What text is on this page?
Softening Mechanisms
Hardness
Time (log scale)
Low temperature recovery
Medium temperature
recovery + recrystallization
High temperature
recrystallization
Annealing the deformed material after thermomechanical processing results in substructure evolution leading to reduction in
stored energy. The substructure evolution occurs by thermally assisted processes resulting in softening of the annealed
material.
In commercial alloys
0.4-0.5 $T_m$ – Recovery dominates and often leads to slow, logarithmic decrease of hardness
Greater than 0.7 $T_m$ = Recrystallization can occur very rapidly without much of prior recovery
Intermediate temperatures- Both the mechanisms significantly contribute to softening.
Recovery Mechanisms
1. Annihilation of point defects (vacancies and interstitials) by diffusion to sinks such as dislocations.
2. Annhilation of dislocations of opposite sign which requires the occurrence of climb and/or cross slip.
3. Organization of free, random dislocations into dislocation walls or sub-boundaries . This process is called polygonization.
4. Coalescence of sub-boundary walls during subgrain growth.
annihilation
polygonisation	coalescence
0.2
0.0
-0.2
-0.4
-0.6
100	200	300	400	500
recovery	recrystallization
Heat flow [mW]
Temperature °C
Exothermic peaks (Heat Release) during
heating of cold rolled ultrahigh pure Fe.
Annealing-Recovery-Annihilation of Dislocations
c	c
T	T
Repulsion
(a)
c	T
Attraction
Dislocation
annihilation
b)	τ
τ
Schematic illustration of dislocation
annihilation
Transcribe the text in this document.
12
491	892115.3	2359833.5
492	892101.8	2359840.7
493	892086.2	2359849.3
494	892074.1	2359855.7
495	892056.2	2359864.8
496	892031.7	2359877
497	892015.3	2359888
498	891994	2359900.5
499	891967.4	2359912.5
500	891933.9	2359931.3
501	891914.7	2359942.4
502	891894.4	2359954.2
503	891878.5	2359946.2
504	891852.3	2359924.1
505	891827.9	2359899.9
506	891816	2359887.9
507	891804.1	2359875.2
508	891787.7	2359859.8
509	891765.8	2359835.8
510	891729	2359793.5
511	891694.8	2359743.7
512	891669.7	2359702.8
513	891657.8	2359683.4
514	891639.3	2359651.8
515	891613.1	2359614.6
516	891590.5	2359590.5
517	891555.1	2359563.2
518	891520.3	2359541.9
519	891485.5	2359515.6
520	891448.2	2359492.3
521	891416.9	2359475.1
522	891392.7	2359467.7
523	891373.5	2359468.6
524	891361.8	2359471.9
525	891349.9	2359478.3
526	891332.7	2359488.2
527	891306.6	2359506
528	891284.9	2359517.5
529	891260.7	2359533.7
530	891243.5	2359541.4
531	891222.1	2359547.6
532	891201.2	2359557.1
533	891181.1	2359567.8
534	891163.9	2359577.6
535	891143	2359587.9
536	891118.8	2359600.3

_____

Filter the entries and copy out every line with the word "material".

Annealing the deformed material after thermomechanical processing results in substructure evolution leading to reduction in
material.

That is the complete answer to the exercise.